Exercise prompt
Copy out every line that contains "плоских".

[Lines of data]
★ ★ ★ ★ ★ ★ ★

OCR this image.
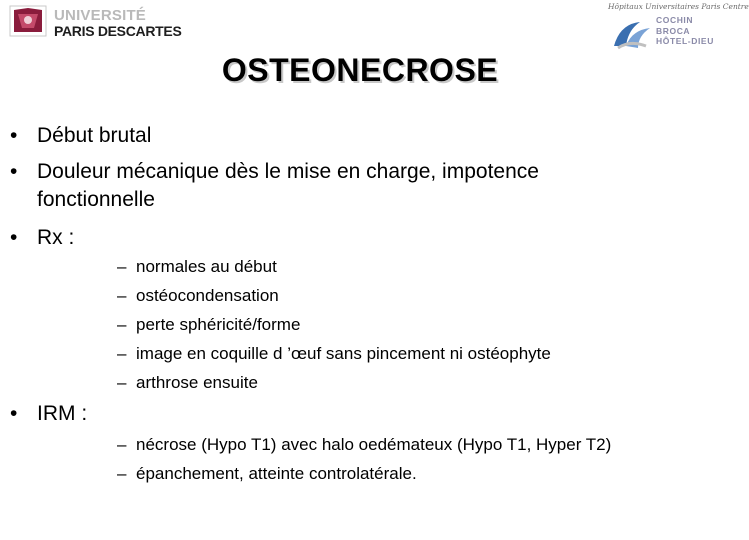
UNIVERSITÉ
PARIS DESCARTES
Hôpitaux Universitaires Paris Centre
COCHIN
BROCA
HÔTEL-DIEU
OSTEONECROSE
• Début brutal
• Douleur mécanique dès le mise en charge, impotence
fonctionnelle
• Rx :
– normales au début
– ostéocondensation
– perte sphéricité/forme
– image en coquille d ’œuf sans pincement ni ostéophyte
– arthrose ensuite
• IRM :
– nécrose (Hypo T1) avec halo oedémateux (Hypo T1, Hyper T2)
– épanchement, atteinte controlatérale.
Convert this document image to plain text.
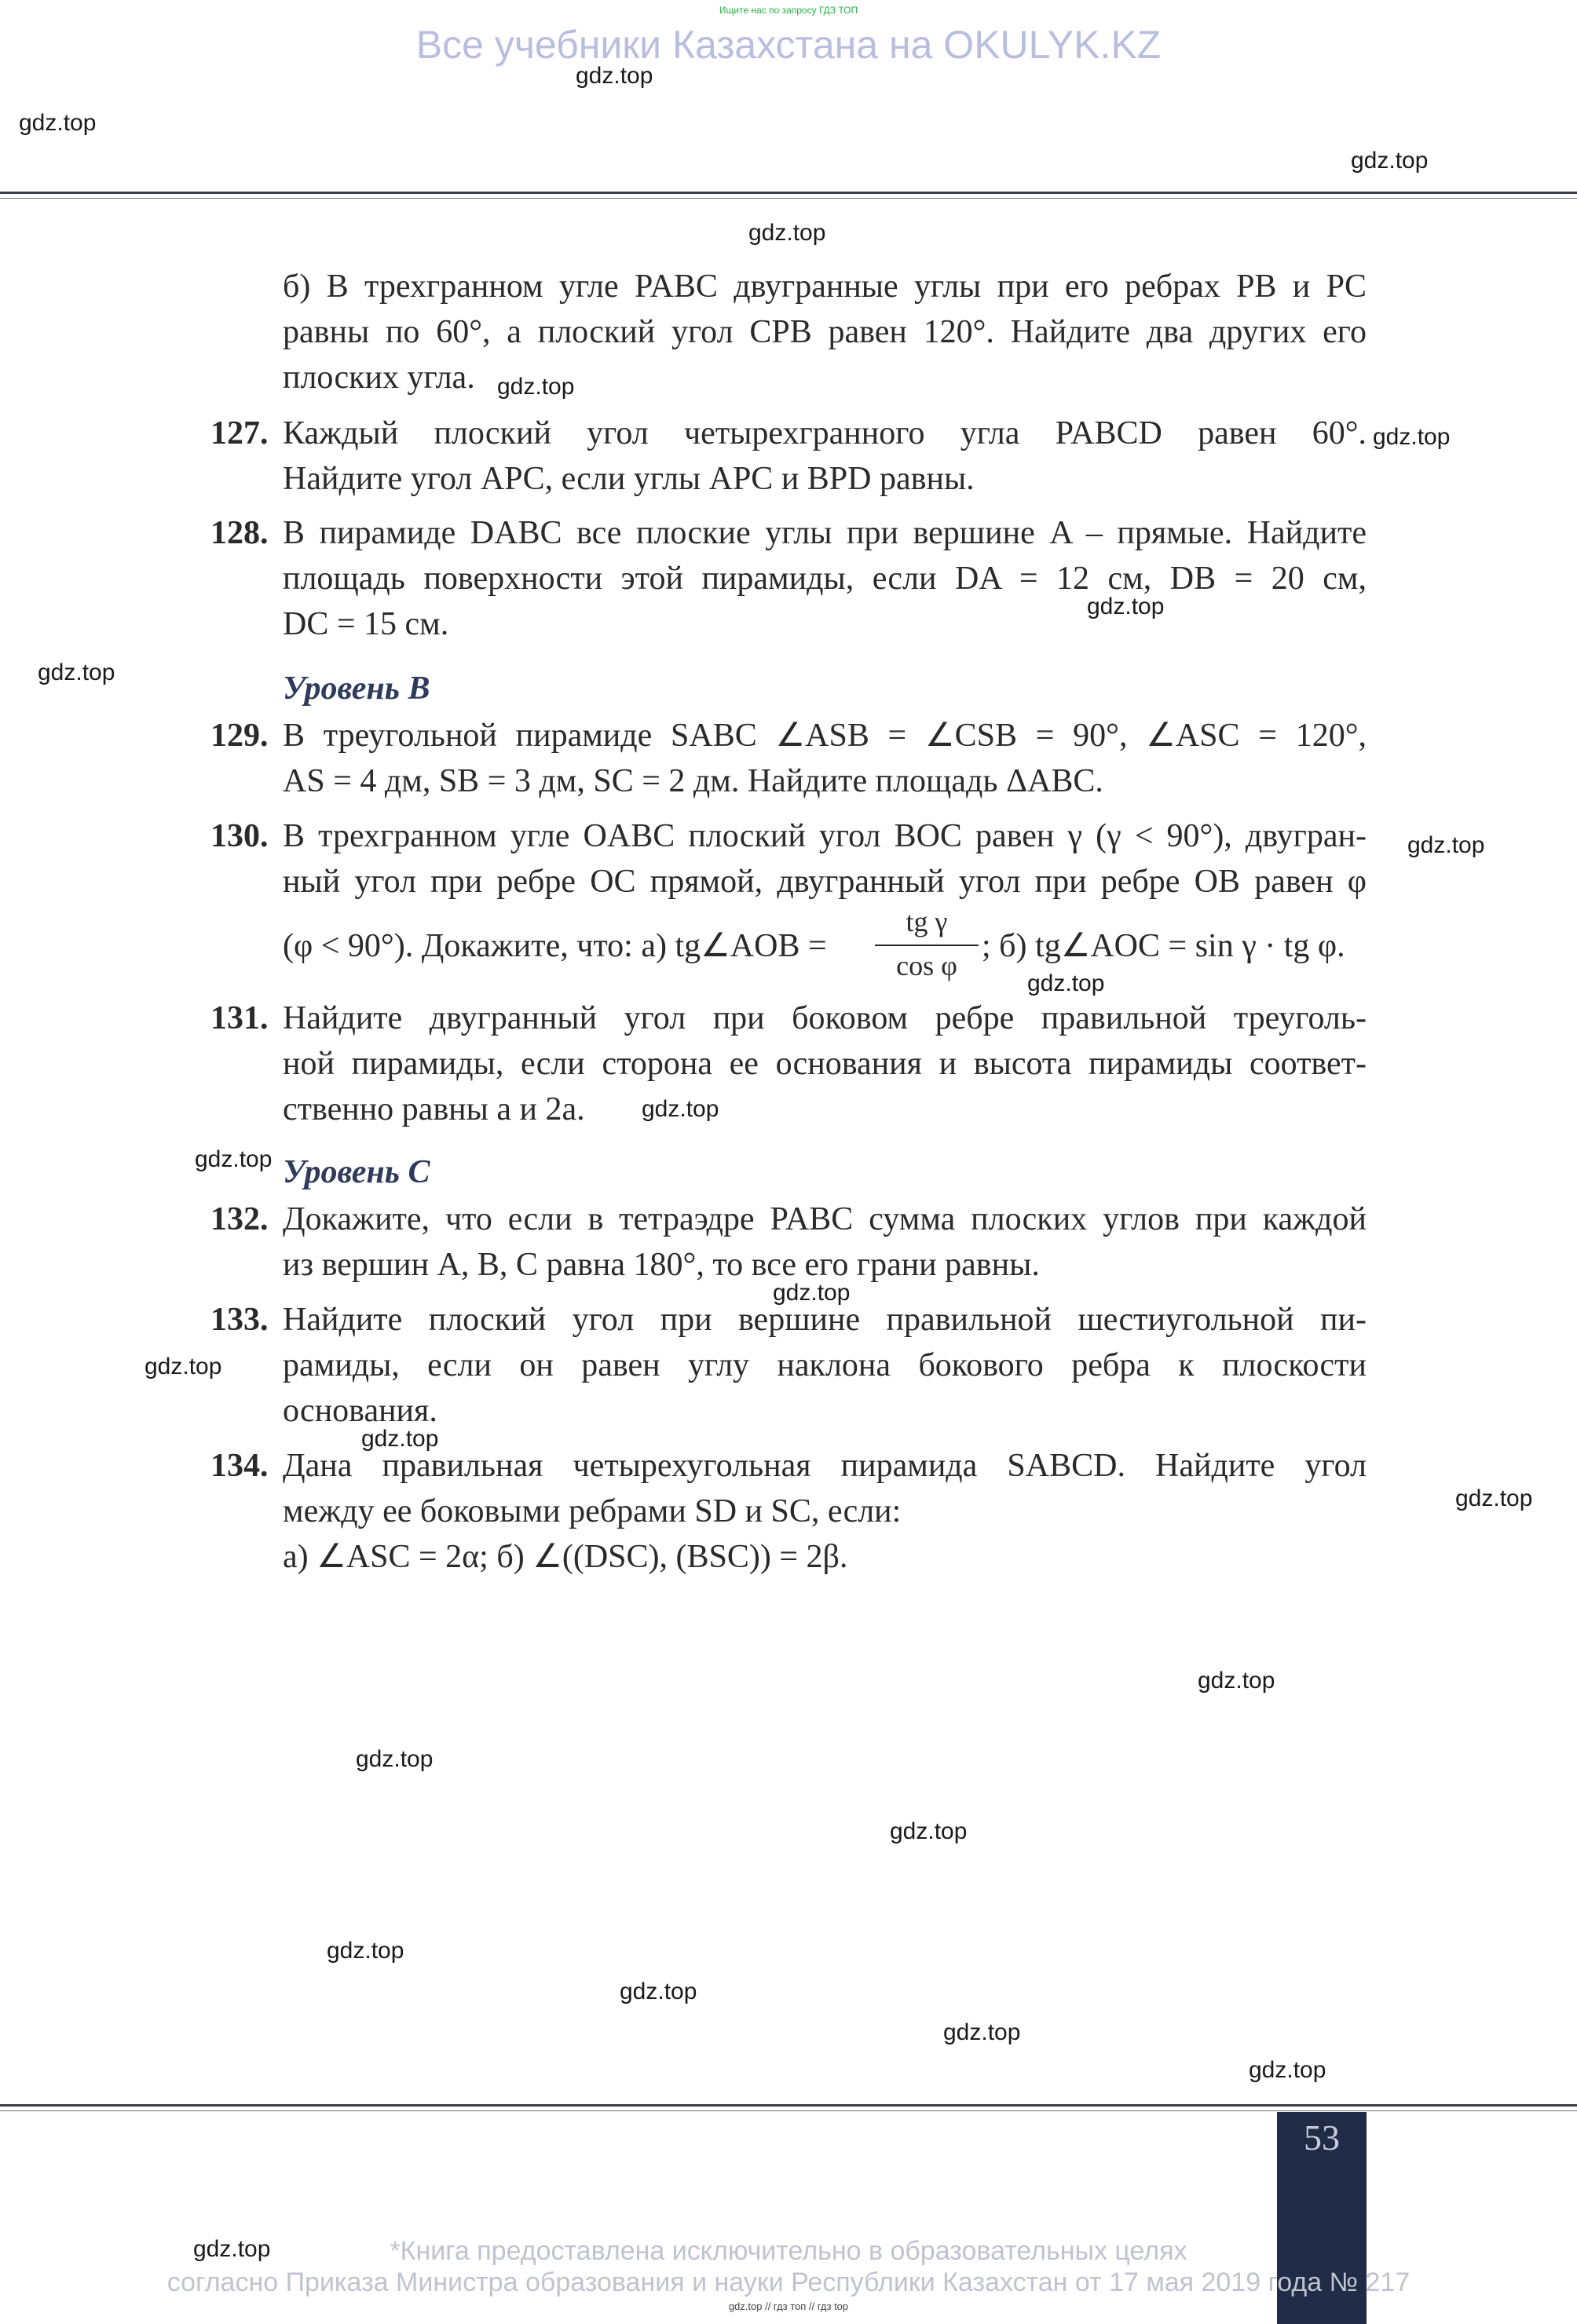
Ищите нас по запросу ГДЗ ТОП
Все учебники Казахстана на OKULYK.KZ
б) В трехгранном угле PABC двугранные углы при его ребрах PB и PC
равны по 60°, а плоский угол CPB равен 120°. Найдите два других его
плоских угла.
127. Каждый плоский угол четырехгранного угла PABCD равен 60°.
Найдите угол APC, если углы APC и BPD равны.
128. В пирамиде DABC все плоские углы при вершине A – прямые. Найдите
площадь поверхности этой пирамиды, если DA = 12 см, DB = 20 см,
DC = 15 см.
Уровень B
129. В треугольной пирамиде SABC ∠ASB = ∠CSB = 90°, ∠ASC = 120°,
AS = 4 дм, SB = 3 дм, SC = 2 дм. Найдите площадь ΔABC.
130. В трехгранном угле OABC плоский угол BOC равен γ (γ < 90°), двугран-
ный угол при ребре OC прямой, двугранный угол при ребре OB равен φ
(φ < 90°). Докажите, что: а) tg∠AOB =
tg γ
cos φ
; б) tg∠AOC = sin γ · tg φ.
131. Найдите двугранный угол при боковом ребре правильной треуголь-
ной пирамиды, если сторона ее основания и высота пирамиды соответ-
ственно равны a и 2a.
Уровень C
132. Докажите, что если в тетраэдре PABC сумма плоских углов при каждой
из вершин A, B, C равна 180°, то все его грани равны.
133. Найдите плоский угол при вершине правильной шестиугольной пи-
рамиды, если он равен углу наклона бокового ребра к плоскости
основания.
134. Дана правильная четырехугольная пирамида SABCD. Найдите угол
между ее боковыми ребрами SD и SC, если:
а) ∠ASC = 2α; б) ∠((DSC), (BSC)) = 2β.
53
*Книга предоставлена исключительно в образовательных целях
согласно Приказа Министра образования и науки Республики Казахстан от 17 мая 2019 года № 217
gdz.top // гдз топ // гдз top
gdz.top
gdz.top
gdz.top
gdz.top
gdz.top
gdz.top
gdz.top
gdz.top
gdz.top
gdz.top
gdz.top
gdz.top
gdz.top
gdz.top
gdz.top
gdz.top
gdz.top
gdz.top
gdz.top
gdz.top
gdz.top
gdz.top
gdz.top
gdz.top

★ ★ ★ ★ ★ ★ ★

Exercise answer
плоских угла.
132. Докажите, что если в тетраэдре PABC сумма плоских углов при каждой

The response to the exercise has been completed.